From the records below, pull each line that has "distance".

▶ [Stored dataset items]
#####

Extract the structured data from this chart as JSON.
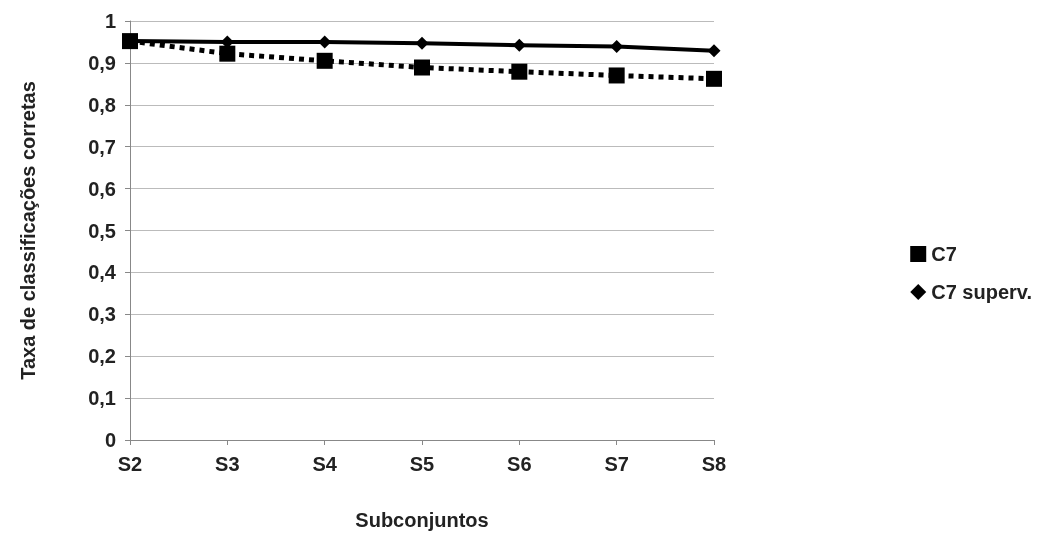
{
  "chart_data": {
    "type": "line",
    "xlabel": "Subconjuntos",
    "ylabel": "Taxa de classificações corretas",
    "categories": [
      "S2",
      "S3",
      "S4",
      "S5",
      "S6",
      "S7",
      "S8"
    ],
    "series": [
      {
        "name": "C7",
        "color": "#000000",
        "marker": "square",
        "line_style": "dotted",
        "values": [
          0.952,
          0.922,
          0.905,
          0.889,
          0.879,
          0.87,
          0.862
        ]
      },
      {
        "name": "C7 superv.",
        "color": "#000000",
        "marker": "diamond",
        "line_style": "solid",
        "values": [
          0.952,
          0.95,
          0.95,
          0.947,
          0.942,
          0.939,
          0.929
        ]
      }
    ],
    "ylim": [
      0,
      1
    ],
    "yticks": [
      {
        "value": 0,
        "label": "0"
      },
      {
        "value": 0.1,
        "label": "0,1"
      },
      {
        "value": 0.2,
        "label": "0,2"
      },
      {
        "value": 0.3,
        "label": "0,3"
      },
      {
        "value": 0.4,
        "label": "0,4"
      },
      {
        "value": 0.5,
        "label": "0,5"
      },
      {
        "value": 0.6,
        "label": "0,6"
      },
      {
        "value": 0.7,
        "label": "0,7"
      },
      {
        "value": 0.8,
        "label": "0,8"
      },
      {
        "value": 0.9,
        "label": "0,9"
      },
      {
        "value": 1,
        "label": "1"
      }
    ],
    "grid": "y",
    "legend": "right"
  }
}
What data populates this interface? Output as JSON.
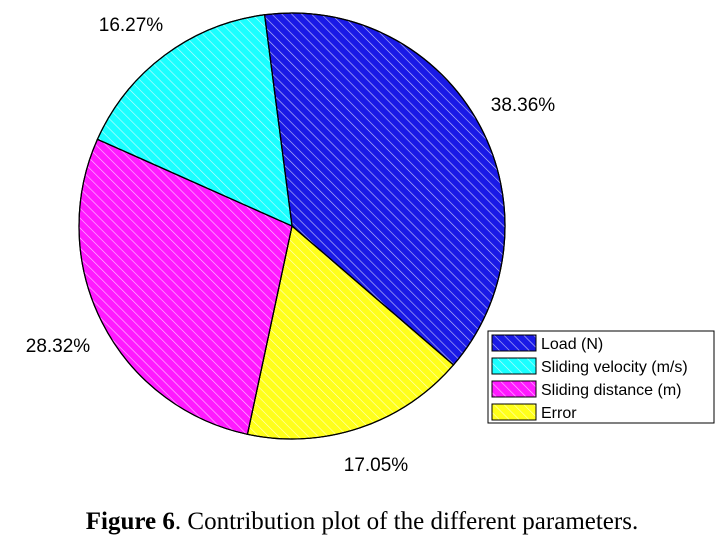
{
  "caption": {
    "label": "Figure 6",
    "text": ". Contribution plot of the different parameters."
  },
  "chart_data": {
    "type": "pie",
    "title": "",
    "hatched": true,
    "start_angle_deg": -7.4,
    "direction": "clockwise",
    "legend_position": "bottom-right",
    "slices": [
      {
        "name": "Load (N)",
        "value": 38.36,
        "label": "38.36%",
        "color": "#1a1ae6"
      },
      {
        "name": "Error",
        "value": 17.05,
        "label": "17.05%",
        "color": "#ffff1a"
      },
      {
        "name": "Sliding distance (m)",
        "value": 28.32,
        "label": "28.32%",
        "color": "#ff1aff"
      },
      {
        "name": "Sliding velocity (m/s)",
        "value": 16.27,
        "label": "16.27%",
        "color": "#1affff"
      }
    ],
    "legend_order": [
      "Load (N)",
      "Sliding velocity (m/s)",
      "Sliding distance (m)",
      "Error"
    ]
  }
}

#####

▶ [Answer to this exercise]
        "name": "Sliding distance (m)",
      "Sliding distance (m)",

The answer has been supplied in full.